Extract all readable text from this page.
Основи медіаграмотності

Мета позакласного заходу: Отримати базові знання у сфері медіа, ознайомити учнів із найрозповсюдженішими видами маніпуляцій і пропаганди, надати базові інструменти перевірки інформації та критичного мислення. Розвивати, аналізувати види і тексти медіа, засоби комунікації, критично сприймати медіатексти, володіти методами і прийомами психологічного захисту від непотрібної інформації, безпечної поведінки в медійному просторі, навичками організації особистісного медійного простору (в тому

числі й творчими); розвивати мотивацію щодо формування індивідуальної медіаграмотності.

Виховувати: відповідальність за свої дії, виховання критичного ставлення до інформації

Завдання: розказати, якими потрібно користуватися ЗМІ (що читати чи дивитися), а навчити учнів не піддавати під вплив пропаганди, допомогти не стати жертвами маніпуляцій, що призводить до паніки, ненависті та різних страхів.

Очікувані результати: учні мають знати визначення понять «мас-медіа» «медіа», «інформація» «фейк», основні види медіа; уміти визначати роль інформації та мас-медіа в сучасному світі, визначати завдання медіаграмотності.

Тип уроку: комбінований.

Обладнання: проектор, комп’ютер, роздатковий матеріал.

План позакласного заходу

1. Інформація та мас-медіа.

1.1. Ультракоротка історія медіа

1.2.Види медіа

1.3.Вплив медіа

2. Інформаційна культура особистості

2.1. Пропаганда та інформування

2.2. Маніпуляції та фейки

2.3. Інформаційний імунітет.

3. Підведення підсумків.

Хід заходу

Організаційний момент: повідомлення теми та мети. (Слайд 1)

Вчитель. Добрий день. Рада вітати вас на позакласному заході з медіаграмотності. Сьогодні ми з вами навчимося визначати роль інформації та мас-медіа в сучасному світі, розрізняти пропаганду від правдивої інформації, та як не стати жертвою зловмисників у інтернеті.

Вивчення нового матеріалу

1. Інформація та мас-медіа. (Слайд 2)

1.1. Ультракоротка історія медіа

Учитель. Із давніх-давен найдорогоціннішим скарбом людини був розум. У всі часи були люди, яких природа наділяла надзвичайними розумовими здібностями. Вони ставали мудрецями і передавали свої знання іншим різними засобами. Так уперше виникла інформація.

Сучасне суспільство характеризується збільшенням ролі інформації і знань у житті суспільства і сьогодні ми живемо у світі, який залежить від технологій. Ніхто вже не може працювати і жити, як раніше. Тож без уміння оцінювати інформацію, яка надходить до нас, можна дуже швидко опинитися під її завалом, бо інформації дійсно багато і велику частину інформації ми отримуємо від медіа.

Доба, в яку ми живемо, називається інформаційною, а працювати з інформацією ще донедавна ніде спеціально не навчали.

******************************

#### WRITTEN REQUEST
Return every line in the listing that contains the word "визначати".

#### SOLUTION
Очікувані результати: учні мають знати визначення понять «мас-медіа» «медіа», «інформація» «фейк», основні види медіа; уміти визначати роль інформації та мас-медіа в сучасному світі, визначати завдання медіаграмотності.
Вчитель. Добрий день. Рада вітати вас на позакласному заході з медіаграмотності. Сьогодні ми з вами навчимося визначати роль інформації та мас-медіа в сучасному світі, розрізняти пропаганду від правдивої інформації, та як не стати жертвою зловмисників у інтернеті.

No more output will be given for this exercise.